• _Work required_:
Answer these from the blog post below:
1. What date is at the top of the post?
2. Which experience does the writer say scarred them for life when it comes to trusting their own decisions?
3. What does the writer turn to when forced to take a big step forward?

Friday, May 9, 2014

Comfort and Questions

Today is one of those red-letter days.  I will be taking another giant step (it is to be hoped) in my journey toward the next phase of my business life.  This is a journey I have embarked upon reluctantly and with the bare minimum of zeal needed to inch me toward the goal.  I have no doubt the café experience scarred me for life when it comes to having confidence in my own ability to make wise and well-considered decisions.  This crisis of self-confidence makes me seek out any excuse NOT to do the things that need to be done.  Or that I THINK need to be done.  Because I’m never sure if I’ve correctly assessed that they need to be done at all.  And so, when I am not completely paralyzed by self-doubt, I am inching forward at a glacial pace.

When I come to one of these days where I am absolutely forced to move forward more than the most minuscule toe stretch, I find I often turn to the Universe and try to hide my head in her robes. “Don’t make me do this.  I can’t do this.  I’m afraid.”

And the Universe unerringly comes up with a wise reply.  Usually this reply comes completely out of left field, but is immediately obvious that it is THE thing to grasp…rather than retaining a death grip on my doubts and fears.

In the back of my mind, these days, are the things I’ve always wanted…things that I thought we would have by now, having worked all our lives and nearing retirement.  Things that it looks, now, as if we will never have.  Like a trip to Europe.  A beach house.  A paid-off mortgage. A car that is less than ten years old. The possibility of actually being ABLE to retire.

• _Information given_:
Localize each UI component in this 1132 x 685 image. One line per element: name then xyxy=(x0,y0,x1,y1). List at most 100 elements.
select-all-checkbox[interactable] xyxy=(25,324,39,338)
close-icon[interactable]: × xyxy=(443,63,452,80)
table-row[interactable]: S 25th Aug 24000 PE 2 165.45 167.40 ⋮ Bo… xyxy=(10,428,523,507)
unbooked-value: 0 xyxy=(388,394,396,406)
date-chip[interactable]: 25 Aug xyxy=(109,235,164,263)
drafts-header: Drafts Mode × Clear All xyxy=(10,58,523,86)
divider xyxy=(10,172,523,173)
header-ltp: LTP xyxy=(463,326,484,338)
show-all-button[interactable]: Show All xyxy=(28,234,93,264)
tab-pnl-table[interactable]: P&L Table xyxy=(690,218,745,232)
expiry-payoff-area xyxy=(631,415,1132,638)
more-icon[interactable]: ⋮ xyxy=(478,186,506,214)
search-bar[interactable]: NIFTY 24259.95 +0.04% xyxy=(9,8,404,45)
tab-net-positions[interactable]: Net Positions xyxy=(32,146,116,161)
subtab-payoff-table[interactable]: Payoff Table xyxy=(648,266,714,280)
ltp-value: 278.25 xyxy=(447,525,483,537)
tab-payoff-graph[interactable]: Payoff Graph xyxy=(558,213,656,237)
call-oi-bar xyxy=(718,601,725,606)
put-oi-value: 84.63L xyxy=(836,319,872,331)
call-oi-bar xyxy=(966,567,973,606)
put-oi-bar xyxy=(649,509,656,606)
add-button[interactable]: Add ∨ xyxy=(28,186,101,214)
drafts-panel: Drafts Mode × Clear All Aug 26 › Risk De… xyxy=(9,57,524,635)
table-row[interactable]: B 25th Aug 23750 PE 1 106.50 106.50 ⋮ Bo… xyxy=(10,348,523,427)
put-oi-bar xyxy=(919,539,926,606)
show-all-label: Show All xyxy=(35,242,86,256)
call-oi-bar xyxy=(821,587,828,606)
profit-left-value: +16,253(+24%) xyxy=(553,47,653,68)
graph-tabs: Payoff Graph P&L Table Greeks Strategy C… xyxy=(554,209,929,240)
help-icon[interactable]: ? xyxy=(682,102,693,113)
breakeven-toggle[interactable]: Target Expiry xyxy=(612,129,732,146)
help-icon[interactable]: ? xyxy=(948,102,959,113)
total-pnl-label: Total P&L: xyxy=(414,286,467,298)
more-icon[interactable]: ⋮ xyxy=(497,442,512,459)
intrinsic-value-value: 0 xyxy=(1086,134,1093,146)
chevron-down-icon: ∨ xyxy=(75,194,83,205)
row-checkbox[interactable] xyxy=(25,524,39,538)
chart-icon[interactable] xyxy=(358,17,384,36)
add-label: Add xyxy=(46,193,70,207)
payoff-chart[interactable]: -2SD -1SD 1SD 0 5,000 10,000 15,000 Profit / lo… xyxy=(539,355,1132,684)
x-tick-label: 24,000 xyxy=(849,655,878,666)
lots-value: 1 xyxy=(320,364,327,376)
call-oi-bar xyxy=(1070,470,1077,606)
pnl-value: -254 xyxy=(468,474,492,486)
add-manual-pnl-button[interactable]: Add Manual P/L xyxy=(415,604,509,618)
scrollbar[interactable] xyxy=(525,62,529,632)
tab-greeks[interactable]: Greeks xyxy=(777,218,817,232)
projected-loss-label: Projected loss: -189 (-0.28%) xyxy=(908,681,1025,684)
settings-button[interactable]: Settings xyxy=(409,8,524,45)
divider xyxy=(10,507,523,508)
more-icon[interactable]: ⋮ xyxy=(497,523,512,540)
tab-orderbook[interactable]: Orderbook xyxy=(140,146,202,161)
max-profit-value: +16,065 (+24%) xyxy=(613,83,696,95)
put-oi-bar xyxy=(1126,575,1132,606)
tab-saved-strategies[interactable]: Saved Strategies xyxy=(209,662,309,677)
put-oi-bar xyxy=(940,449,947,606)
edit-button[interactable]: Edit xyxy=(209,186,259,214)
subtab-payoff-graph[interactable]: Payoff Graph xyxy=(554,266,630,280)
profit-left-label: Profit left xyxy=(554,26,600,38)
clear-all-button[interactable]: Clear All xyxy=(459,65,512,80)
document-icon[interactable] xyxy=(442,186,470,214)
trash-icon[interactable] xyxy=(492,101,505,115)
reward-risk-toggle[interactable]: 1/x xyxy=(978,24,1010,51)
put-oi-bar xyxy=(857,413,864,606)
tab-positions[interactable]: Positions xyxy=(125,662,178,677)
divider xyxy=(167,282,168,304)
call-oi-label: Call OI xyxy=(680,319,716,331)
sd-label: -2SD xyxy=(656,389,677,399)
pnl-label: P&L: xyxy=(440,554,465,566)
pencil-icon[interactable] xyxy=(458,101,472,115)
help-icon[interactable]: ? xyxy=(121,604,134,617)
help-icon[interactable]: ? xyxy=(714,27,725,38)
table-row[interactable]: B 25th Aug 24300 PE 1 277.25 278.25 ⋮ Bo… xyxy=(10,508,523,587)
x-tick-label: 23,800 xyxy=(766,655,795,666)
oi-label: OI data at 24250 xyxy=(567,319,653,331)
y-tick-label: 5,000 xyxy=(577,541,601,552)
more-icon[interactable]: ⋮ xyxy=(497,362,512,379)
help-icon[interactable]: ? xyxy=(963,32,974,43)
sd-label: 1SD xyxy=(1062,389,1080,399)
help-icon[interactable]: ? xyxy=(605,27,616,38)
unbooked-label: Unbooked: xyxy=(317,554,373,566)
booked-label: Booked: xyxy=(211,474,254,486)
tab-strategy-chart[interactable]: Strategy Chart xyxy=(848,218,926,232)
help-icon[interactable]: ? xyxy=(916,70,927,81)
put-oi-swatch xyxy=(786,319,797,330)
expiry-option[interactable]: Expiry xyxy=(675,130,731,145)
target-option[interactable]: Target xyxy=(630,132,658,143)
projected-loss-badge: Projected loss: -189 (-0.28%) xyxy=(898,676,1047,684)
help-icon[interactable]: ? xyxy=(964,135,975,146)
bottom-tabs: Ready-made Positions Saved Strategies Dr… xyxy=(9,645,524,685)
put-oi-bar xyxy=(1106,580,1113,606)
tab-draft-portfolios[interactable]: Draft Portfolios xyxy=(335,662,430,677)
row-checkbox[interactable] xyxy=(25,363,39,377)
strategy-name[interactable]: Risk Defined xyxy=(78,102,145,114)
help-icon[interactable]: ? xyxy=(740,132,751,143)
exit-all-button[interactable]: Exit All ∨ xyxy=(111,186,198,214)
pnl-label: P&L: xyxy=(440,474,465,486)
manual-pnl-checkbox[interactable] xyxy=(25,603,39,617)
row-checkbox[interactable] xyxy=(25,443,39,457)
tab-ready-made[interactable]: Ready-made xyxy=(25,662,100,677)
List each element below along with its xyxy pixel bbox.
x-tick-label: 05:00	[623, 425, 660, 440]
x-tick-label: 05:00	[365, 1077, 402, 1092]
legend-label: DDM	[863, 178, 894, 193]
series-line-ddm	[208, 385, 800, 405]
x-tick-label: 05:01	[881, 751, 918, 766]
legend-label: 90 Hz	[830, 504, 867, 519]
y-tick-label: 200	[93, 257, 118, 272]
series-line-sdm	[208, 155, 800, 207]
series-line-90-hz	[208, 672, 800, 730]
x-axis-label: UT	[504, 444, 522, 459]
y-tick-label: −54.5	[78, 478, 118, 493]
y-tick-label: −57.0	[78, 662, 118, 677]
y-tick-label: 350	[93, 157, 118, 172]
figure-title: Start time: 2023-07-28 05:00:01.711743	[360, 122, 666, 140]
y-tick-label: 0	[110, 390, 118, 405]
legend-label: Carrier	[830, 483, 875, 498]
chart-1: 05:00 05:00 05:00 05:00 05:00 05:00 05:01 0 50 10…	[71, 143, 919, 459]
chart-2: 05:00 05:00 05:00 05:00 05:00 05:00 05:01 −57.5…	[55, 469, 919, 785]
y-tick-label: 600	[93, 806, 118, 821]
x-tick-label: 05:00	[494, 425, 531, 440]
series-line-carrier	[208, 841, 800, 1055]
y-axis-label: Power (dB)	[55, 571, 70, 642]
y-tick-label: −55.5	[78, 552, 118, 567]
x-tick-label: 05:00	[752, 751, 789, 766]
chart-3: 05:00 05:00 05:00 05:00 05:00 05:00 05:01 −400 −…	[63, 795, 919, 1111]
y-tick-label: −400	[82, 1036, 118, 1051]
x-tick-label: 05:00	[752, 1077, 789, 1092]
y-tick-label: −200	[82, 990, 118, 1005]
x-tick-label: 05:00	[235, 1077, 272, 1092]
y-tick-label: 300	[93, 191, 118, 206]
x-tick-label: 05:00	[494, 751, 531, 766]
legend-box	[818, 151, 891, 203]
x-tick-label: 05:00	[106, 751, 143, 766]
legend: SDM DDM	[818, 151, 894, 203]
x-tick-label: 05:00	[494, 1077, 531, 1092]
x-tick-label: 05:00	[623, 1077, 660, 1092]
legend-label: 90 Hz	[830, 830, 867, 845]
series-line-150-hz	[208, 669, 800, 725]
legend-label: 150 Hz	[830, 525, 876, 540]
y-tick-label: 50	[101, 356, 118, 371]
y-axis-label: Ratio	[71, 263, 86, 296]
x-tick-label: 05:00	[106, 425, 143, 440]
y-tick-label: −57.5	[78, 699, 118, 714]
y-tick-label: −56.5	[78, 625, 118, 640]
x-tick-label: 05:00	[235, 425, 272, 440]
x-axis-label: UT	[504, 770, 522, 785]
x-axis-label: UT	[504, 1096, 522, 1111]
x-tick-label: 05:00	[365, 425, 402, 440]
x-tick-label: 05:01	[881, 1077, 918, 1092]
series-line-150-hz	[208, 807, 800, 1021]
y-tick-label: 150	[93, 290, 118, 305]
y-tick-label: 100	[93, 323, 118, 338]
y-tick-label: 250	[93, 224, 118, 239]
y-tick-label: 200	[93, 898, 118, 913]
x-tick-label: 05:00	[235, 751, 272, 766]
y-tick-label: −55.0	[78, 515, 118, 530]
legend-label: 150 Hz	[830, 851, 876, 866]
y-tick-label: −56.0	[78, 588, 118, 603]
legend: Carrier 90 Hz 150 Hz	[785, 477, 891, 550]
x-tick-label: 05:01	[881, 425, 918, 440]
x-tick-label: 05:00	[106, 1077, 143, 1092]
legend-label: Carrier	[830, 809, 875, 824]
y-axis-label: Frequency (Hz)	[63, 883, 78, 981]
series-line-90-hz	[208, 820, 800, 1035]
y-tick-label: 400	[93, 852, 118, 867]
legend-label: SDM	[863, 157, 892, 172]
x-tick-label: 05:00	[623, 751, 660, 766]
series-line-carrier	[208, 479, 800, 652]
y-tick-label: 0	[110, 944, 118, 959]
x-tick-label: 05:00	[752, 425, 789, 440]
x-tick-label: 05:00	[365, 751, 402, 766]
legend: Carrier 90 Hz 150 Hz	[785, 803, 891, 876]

• _Response to the task_:
1. Friday, May 9, 2014
2. The café experience
3. The Universe